What is expected
Could you set down every entry exactly as it appears?

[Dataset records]
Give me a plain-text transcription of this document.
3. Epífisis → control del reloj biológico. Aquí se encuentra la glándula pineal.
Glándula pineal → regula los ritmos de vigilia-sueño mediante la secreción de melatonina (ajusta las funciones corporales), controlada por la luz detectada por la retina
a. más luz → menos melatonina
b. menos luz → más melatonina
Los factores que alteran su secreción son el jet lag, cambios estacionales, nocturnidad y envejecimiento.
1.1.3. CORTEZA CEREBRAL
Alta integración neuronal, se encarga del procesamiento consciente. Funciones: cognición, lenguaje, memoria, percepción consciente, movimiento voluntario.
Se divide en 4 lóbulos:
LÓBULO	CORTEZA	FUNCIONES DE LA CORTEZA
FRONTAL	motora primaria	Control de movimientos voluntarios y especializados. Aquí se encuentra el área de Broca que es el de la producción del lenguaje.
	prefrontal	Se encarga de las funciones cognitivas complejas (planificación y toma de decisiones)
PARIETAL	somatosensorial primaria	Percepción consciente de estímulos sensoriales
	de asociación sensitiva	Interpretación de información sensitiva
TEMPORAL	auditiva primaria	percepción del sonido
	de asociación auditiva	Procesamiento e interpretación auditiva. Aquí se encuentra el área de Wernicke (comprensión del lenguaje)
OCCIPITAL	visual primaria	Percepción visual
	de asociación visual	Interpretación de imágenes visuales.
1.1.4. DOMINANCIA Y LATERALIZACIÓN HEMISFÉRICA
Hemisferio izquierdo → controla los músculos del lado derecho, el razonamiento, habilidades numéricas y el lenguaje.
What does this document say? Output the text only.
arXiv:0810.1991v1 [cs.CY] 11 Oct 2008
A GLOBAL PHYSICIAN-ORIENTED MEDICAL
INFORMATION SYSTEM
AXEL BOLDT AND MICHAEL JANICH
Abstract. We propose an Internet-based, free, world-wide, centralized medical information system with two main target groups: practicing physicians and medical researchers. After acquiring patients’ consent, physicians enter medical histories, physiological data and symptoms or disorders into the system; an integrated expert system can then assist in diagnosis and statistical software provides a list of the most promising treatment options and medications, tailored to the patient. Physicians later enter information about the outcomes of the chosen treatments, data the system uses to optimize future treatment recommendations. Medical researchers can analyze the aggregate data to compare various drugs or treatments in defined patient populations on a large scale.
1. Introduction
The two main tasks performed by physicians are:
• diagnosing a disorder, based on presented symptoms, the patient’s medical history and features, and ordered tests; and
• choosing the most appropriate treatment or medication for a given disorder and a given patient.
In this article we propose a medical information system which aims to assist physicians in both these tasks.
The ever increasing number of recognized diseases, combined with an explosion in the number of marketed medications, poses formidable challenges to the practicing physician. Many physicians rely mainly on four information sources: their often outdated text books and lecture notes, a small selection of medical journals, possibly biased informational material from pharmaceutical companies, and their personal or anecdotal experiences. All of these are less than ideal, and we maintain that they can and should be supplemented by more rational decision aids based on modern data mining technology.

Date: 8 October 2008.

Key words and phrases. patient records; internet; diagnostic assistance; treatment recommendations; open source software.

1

Response for this exercise
Give me a plain-text transcription of this document.
3. Epífisis → control del reloj biológico. Aquí se encuentra la glándula pineal.
Glándula pineal → regula los ritmos de vigilia-sueño mediante la secreción de melatonina (ajusta las funciones corporales), controlada por la luz detectada por la retina
a. más luz → menos melatonina
b. menos luz → más melatonina
Los factores que alteran su secreción son el jet lag, cambios estacionales, nocturnidad y envejecimiento.
1.1.3. CORTEZA CEREBRAL
Alta integración neuronal, se encarga del procesamiento consciente. Funciones: cognición, lenguaje, memoria, percepción consciente, movimiento voluntario.
Se divide en 4 lóbulos:
LÓBULO	CORTEZA	FUNCIONES DE LA CORTEZA
FRONTAL	motora primaria	Control de movimientos voluntarios y especializados. Aquí se encuentra el área de Broca que es el de la producción del lenguaje.
	prefrontal	Se encarga de las funciones cognitivas complejas (planificación y toma de decisiones)
PARIETAL	somatosensorial primaria	Percepción consciente de estímulos sensoriales
	de asociación sensitiva	Interpretación de información sensitiva
TEMPORAL	auditiva primaria	percepción del sonido
	de asociación auditiva	Procesamiento e interpretación auditiva. Aquí se encuentra el área de Wernicke (comprensión del lenguaje)
OCCIPITAL	visual primaria	Percepción visual
	de asociación visual	Interpretación de imágenes visuales.
1.1.4. DOMINANCIA Y LATERALIZACIÓN HEMISFÉRICA
Hemisferio izquierdo → controla los músculos del lado derecho, el razonamiento, habilidades numéricas y el lenguaje.
What does this document say? Output the text only.
arXiv:0810.1991v1 [cs.CY] 11 Oct 2008
A GLOBAL PHYSICIAN-ORIENTED MEDICAL
INFORMATION SYSTEM
AXEL BOLDT AND MICHAEL JANICH
Abstract. We propose an Internet-based, free, world-wide, centralized medical information system with two main target groups: practicing physicians and medical researchers. After acquiring patients’ consent, physicians enter medical histories, physiological data and symptoms or disorders into the system; an integrated expert system can then assist in diagnosis and statistical software provides a list of the most promising treatment options and medications, tailored to the patient. Physicians later enter information about the outcomes of the chosen treatments, data the system uses to optimize future treatment recommendations. Medical researchers can analyze the aggregate data to compare various drugs or treatments in defined patient populations on a large scale.
1. Introduction
The two main tasks performed by physicians are:
• diagnosing a disorder, based on presented symptoms, the patient’s medical history and features, and ordered tests; and
• choosing the most appropriate treatment or medication for a given disorder and a given patient.
In this article we propose a medical information system which aims to assist physicians in both these tasks.
The ever increasing number of recognized diseases, combined with an explosion in the number of marketed medications, poses formidable challenges to the practicing physician. Many physicians rely mainly on four information sources: their often outdated text books and lecture notes, a small selection of medical journals, possibly biased informational material from pharmaceutical companies, and their personal or anecdotal experiences. All of these are less than ideal, and we maintain that they can and should be supplemented by more rational decision aids based on modern data mining technology.

Date: 8 October 2008.

Key words and phrases. patient records; internet; diagnostic assistance; treatment recommendations; open source software.

1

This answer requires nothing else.